Recorded data:
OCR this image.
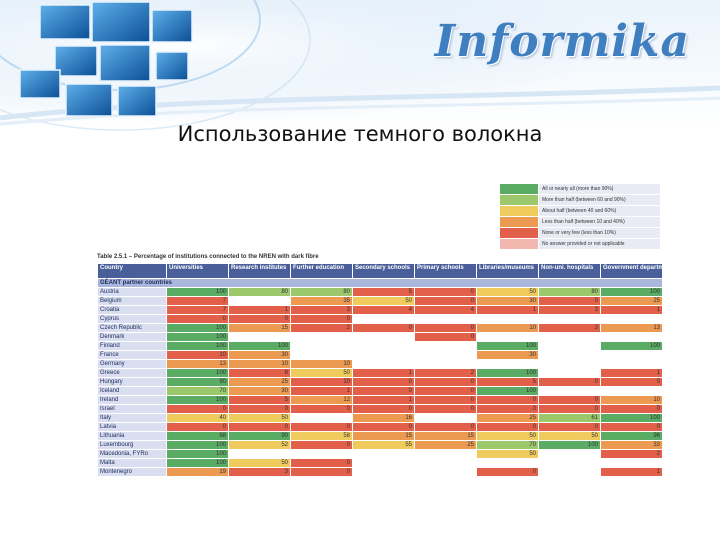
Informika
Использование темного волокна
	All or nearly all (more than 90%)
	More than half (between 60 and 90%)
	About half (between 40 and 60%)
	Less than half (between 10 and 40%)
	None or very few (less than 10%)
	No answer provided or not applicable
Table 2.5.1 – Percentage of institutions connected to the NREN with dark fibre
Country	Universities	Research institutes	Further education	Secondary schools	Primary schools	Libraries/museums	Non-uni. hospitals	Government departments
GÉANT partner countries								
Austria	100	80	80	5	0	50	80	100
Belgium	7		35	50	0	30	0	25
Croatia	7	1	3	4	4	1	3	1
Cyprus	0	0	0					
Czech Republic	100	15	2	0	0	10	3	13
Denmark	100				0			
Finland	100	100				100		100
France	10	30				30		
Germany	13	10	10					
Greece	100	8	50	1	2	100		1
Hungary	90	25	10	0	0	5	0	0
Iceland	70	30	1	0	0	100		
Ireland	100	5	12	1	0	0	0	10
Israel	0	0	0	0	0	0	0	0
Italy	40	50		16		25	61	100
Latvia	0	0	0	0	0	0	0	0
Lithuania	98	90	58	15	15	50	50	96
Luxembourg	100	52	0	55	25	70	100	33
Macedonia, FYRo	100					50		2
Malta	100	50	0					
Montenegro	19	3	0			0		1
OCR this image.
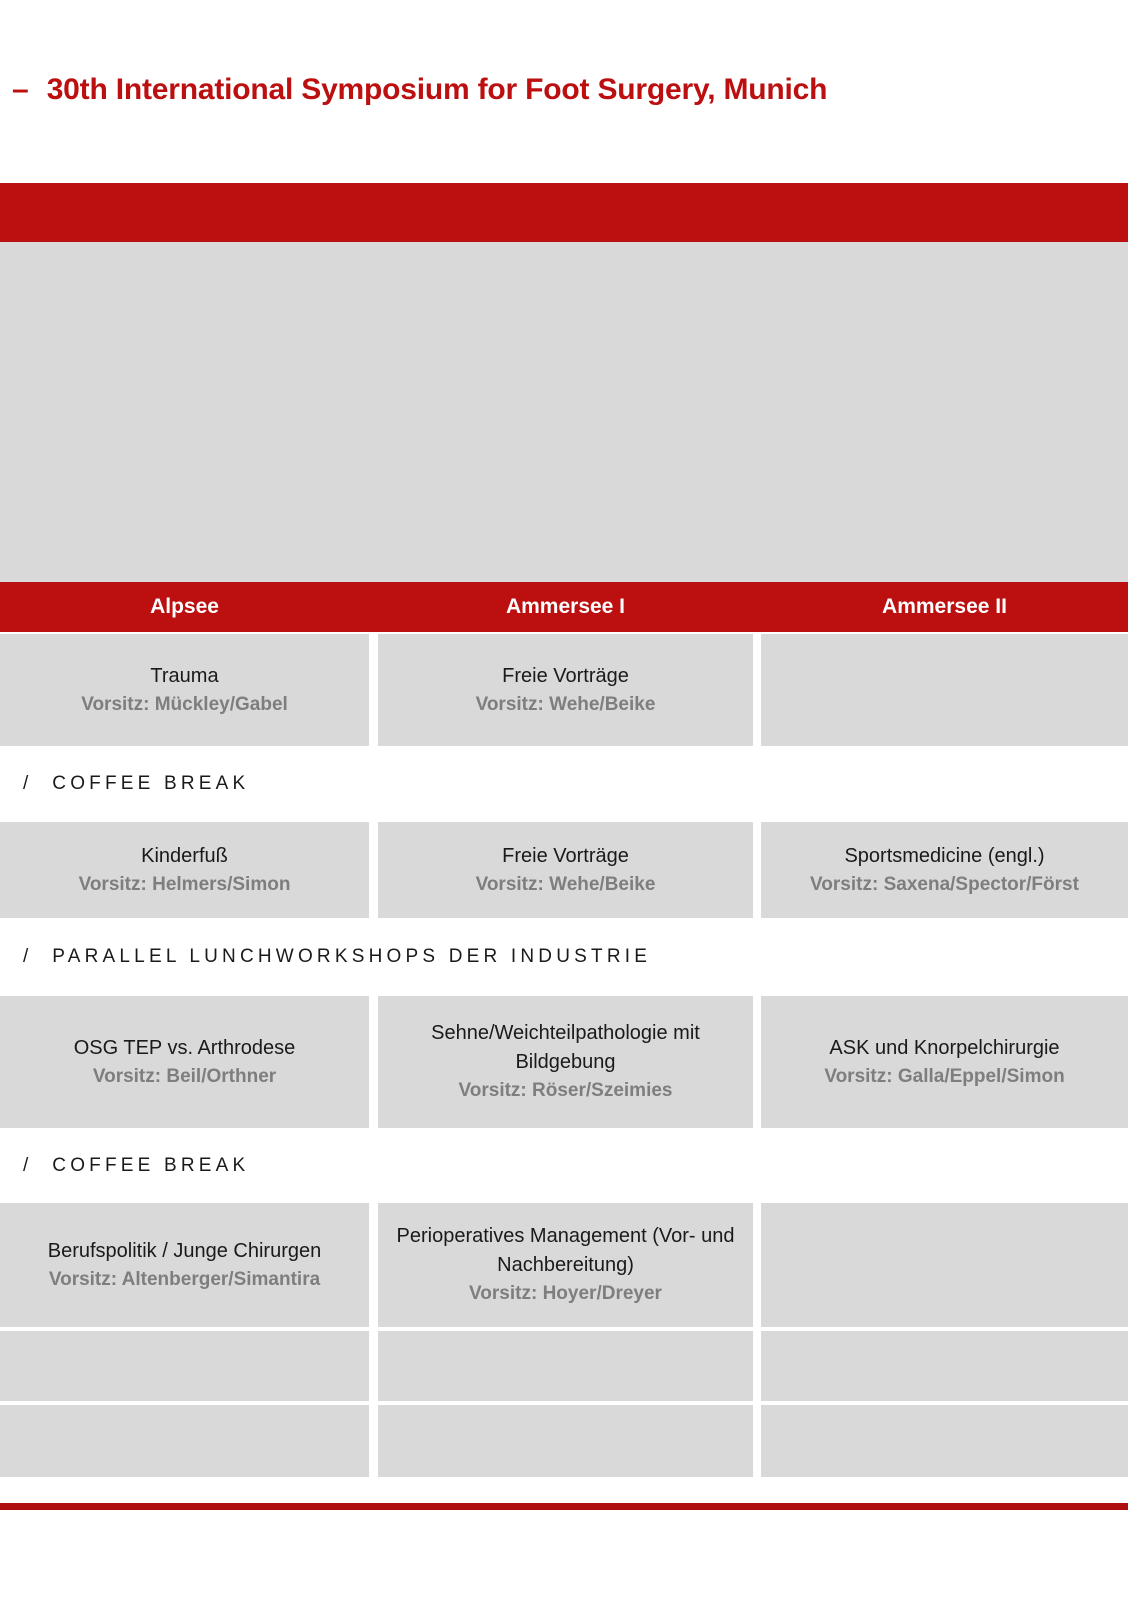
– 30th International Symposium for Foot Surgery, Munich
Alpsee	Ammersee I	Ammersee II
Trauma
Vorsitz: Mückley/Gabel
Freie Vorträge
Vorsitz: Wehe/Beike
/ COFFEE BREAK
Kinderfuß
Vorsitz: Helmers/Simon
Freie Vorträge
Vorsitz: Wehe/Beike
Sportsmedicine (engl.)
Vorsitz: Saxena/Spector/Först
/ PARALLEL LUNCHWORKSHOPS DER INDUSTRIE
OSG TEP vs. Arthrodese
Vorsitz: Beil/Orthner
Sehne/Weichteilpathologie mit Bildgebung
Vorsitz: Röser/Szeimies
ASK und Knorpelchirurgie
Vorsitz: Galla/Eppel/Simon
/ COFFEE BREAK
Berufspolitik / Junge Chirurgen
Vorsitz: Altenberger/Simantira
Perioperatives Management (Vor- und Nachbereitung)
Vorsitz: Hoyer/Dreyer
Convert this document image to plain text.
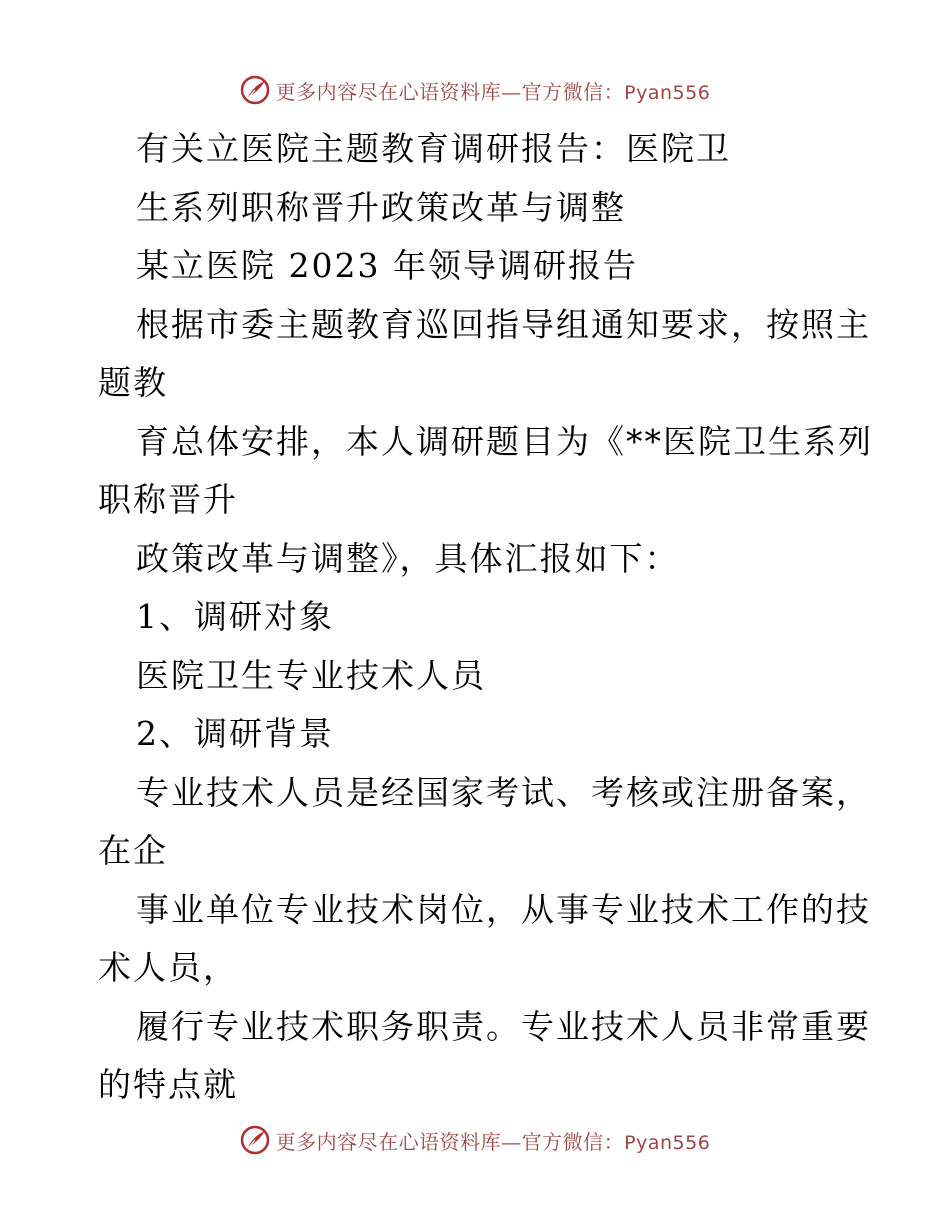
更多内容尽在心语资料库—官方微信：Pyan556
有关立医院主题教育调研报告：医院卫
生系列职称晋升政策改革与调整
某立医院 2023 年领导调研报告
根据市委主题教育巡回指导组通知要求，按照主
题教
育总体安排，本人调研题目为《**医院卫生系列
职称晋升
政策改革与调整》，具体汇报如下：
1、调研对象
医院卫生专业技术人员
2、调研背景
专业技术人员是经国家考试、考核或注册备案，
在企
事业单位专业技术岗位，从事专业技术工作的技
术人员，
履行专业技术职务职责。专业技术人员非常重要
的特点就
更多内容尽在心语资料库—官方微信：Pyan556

**Problem statement**
Quote the material word for word, dropping any images it holds.

**The output**
OCR this image.
Informika
Использование темного волокна
	All or nearly all (more than 90%)
	More than half (between 60 and 90%)
	About half (between 40 and 60%)
	Less than half (between 10 and 40%)
	None or very few (less than 10%)
	No answer provided or not applicable
Table 2.5.1 – Percentage of institutions connected to the NREN with dark fibre
Country	Universities	Research institutes	Further education	Secondary schools	Primary schools	Libraries/museums	Non-uni. hospitals	Government departments
GÉANT partner countries								
Austria	100	80	80	5	0	50	80	100
Belgium	7		35	50	0	30	0	25
Croatia	7	1	3	4	4	1	3	1
Cyprus	0	0	0					
Czech Republic	100	15	2	0	0	10	3	13
Denmark	100				0			
Finland	100	100				100		100
France	10	30				30		
Germany	13	10	10					
Greece	100	8	50	1	2	100		1
Hungary	90	25	10	0	0	5	0	0
Iceland	70	30	1	0	0	100		
Ireland	100	5	12	1	0	0	0	10
Israel	0	0	0	0	0	0	0	0
Italy	40	50		16		25	61	100
Latvia	0	0	0	0	0	0	0	0
Lithuania	98	90	58	15	15	50	50	96
Luxembourg	100	52	0	55	25	70	100	33
Macedonia, FYRo	100					50		2
Malta	100	50	0					
Montenegro	19	3	0			0		1
OCR this image.
– 30th International Symposium for Foot Surgery, Munich
Alpsee	Ammersee I	Ammersee II
Trauma
Vorsitz: Mückley/Gabel
Freie Vorträge
Vorsitz: Wehe/Beike
/ COFFEE BREAK
Kinderfuß
Vorsitz: Helmers/Simon
Freie Vorträge
Vorsitz: Wehe/Beike
Sportsmedicine (engl.)
Vorsitz: Saxena/Spector/Först
/ PARALLEL LUNCHWORKSHOPS DER INDUSTRIE
OSG TEP vs. Arthrodese
Vorsitz: Beil/Orthner
Sehne/Weichteilpathologie mit Bildgebung
Vorsitz: Röser/Szeimies
ASK und Knorpelchirurgie
Vorsitz: Galla/Eppel/Simon
/ COFFEE BREAK
Berufspolitik / Junge Chirurgen
Vorsitz: Altenberger/Simantira
Perioperatives Management (Vor- und Nachbereitung)
Vorsitz: Hoyer/Dreyer
Convert this document image to plain text.
更多内容尽在心语资料库—官方微信：Pyan556
有关立医院主题教育调研报告：医院卫
生系列职称晋升政策改革与调整
某立医院 2023 年领导调研报告
根据市委主题教育巡回指导组通知要求，按照主
题教
育总体安排，本人调研题目为《**医院卫生系列
职称晋升
政策改革与调整》，具体汇报如下：
1、调研对象
医院卫生专业技术人员
2、调研背景
专业技术人员是经国家考试、考核或注册备案，
在企
事业单位专业技术岗位，从事专业技术工作的技
术人员，
履行专业技术职务职责。专业技术人员非常重要
的特点就
更多内容尽在心语资料库—官方微信：Pyan556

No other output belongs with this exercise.